> [TASK DETAILS] Copy out every line that contains "Tracepoint".

--------------------------------------------------

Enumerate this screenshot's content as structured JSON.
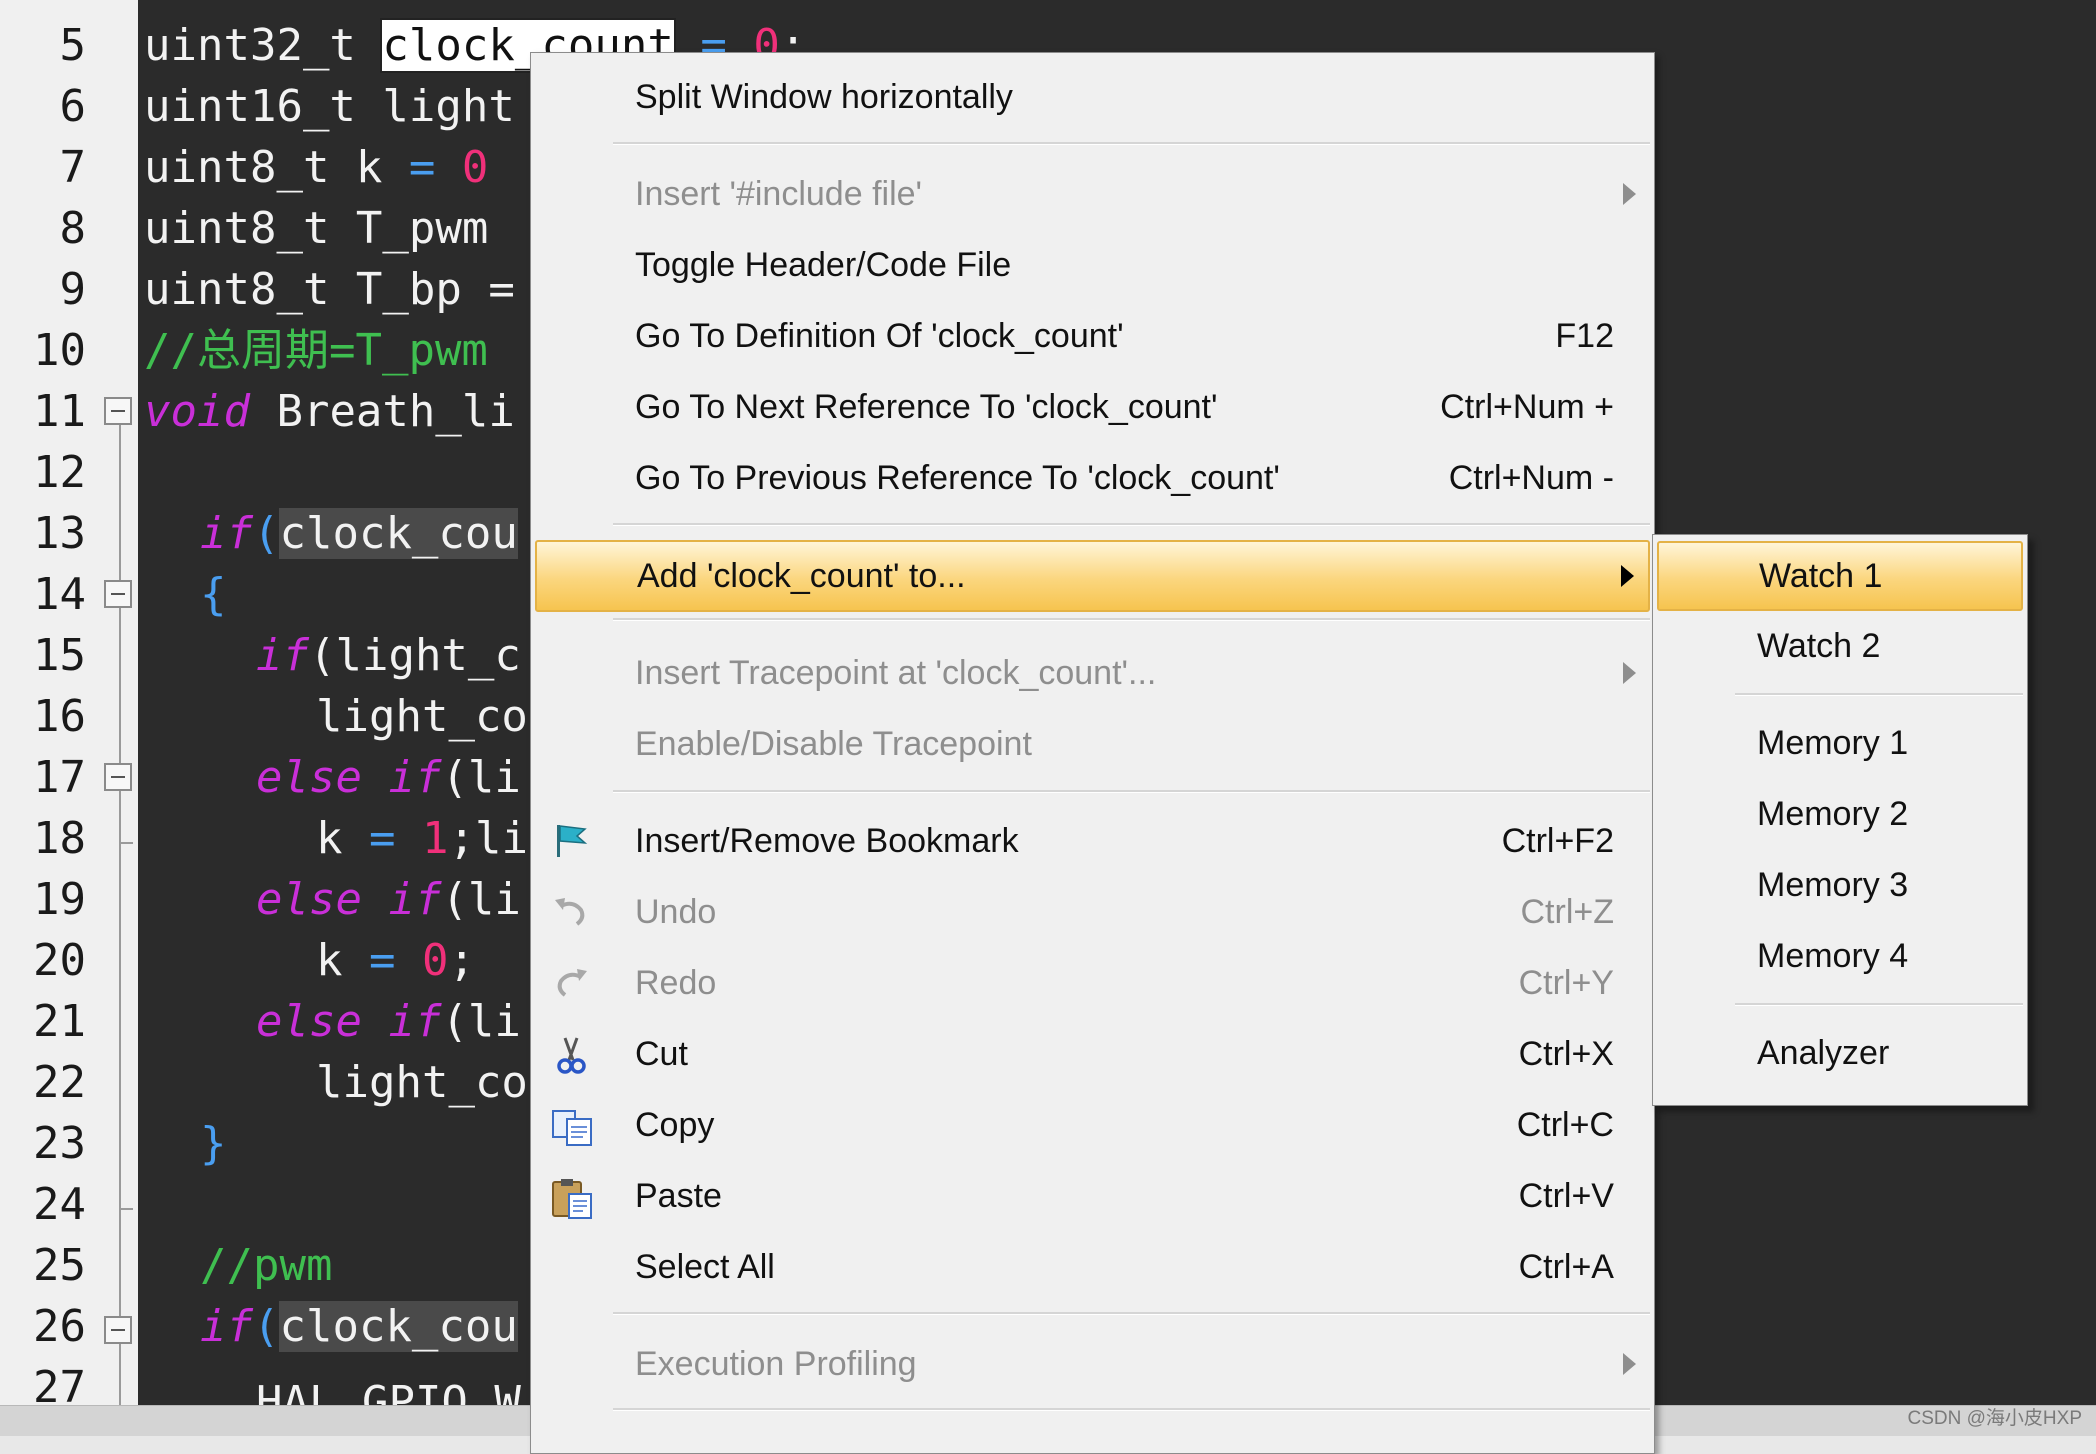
{
  "editor": {
    "line_numbers": [
      "5",
      "6",
      "7",
      "8",
      "9",
      "10",
      "11",
      "12",
      "13",
      "14",
      "15",
      "16",
      "17",
      "18",
      "19",
      "20",
      "21",
      "22",
      "23",
      "24",
      "25",
      "26",
      "27"
    ],
    "lines": {
      "l5": {
        "type": "uint32_t ",
        "sel": "clock_count",
        "rest": " = ",
        "num": "0",
        "end": ";"
      },
      "l6": {
        "text": "uint16_t light"
      },
      "l7": {
        "text": "uint8_t k ",
        "op": "=",
        "num": " 0"
      },
      "l8": {
        "text": "uint8_t T_pwm"
      },
      "l9": {
        "text": "uint8_t T_bp ="
      },
      "l10": {
        "comment": "//总周期=T_pwm"
      },
      "l11": {
        "kw": "void",
        "text": " Breath_li"
      },
      "l13": {
        "kw": "if",
        "paren": "(",
        "hl": "clock_cou"
      },
      "l14": {
        "brace": "{"
      },
      "l15": {
        "kw": "if",
        "text": "(light_c"
      },
      "l16": {
        "text": "light_co"
      },
      "l17": {
        "kw": "else if",
        "text": "(li"
      },
      "l18": {
        "pre": "k ",
        "op": "=",
        "num": " 1",
        "text": ";li"
      },
      "l19": {
        "kw": "else if",
        "text": "(li"
      },
      "l20": {
        "pre": "k ",
        "op": "=",
        "num": " 0",
        "text": ";"
      },
      "l21": {
        "kw": "else if",
        "text": "(li"
      },
      "l22": {
        "text": "light_co"
      },
      "l23": {
        "brace": "}"
      },
      "l25": {
        "comment": "//pwm"
      },
      "l26": {
        "kw": "if",
        "paren": "(",
        "hl": "clock_cou"
      },
      "l27": {
        "text": "HAL_GPIO_W"
      }
    }
  },
  "context_menu": {
    "items": [
      {
        "label": "Split Window horizontally",
        "shortcut": "",
        "enabled": true
      },
      {
        "label": "Insert '#include file'",
        "shortcut": "",
        "enabled": false,
        "submenu": true
      },
      {
        "label": "Toggle Header/Code File",
        "shortcut": "",
        "enabled": true
      },
      {
        "label": "Go To Definition Of 'clock_count'",
        "shortcut": "F12",
        "enabled": true
      },
      {
        "label": "Go To Next Reference To 'clock_count'",
        "shortcut": "Ctrl+Num +",
        "enabled": true
      },
      {
        "label": "Go To Previous Reference To 'clock_count'",
        "shortcut": "Ctrl+Num -",
        "enabled": true
      },
      {
        "label": "Add 'clock_count' to...",
        "shortcut": "",
        "enabled": true,
        "submenu": true,
        "highlighted": true
      },
      {
        "label": "Insert Tracepoint at 'clock_count'...",
        "shortcut": "",
        "enabled": false,
        "submenu": true
      },
      {
        "label": "Enable/Disable Tracepoint",
        "shortcut": "",
        "enabled": false
      },
      {
        "label": "Insert/Remove Bookmark",
        "shortcut": "Ctrl+F2",
        "enabled": true,
        "icon": "bookmark-flag-icon"
      },
      {
        "label": "Undo",
        "shortcut": "Ctrl+Z",
        "enabled": false,
        "icon": "undo-icon"
      },
      {
        "label": "Redo",
        "shortcut": "Ctrl+Y",
        "enabled": false,
        "icon": "redo-icon"
      },
      {
        "label": "Cut",
        "shortcut": "Ctrl+X",
        "enabled": true,
        "icon": "scissors-icon"
      },
      {
        "label": "Copy",
        "shortcut": "Ctrl+C",
        "enabled": true,
        "icon": "copy-icon"
      },
      {
        "label": "Paste",
        "shortcut": "Ctrl+V",
        "enabled": true,
        "icon": "paste-clipboard-icon"
      },
      {
        "label": "Select All",
        "shortcut": "Ctrl+A",
        "enabled": true
      },
      {
        "label": "Execution Profiling",
        "shortcut": "",
        "enabled": false,
        "submenu": true
      }
    ]
  },
  "submenu": {
    "items": [
      {
        "label": "Watch 1",
        "highlighted": true
      },
      {
        "label": "Watch 2"
      },
      {
        "label": "Memory 1"
      },
      {
        "label": "Memory 2"
      },
      {
        "label": "Memory 3"
      },
      {
        "label": "Memory 4"
      },
      {
        "label": "Analyzer"
      }
    ]
  },
  "watermark": "CSDN @海小皮HXP",
  "colors": {
    "keyword": "#c92fd8",
    "number": "#f0307a",
    "comment": "#3fbf50",
    "operator": "#4a9ef0",
    "menu_highlight": "#fbd67e"
  }
}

--------------------------------------------------

> [SOLUTION BELOW]
        "label": "Insert Tracepoint at 'clock_count'...",
        "label": "Enable/Disable Tracepoint",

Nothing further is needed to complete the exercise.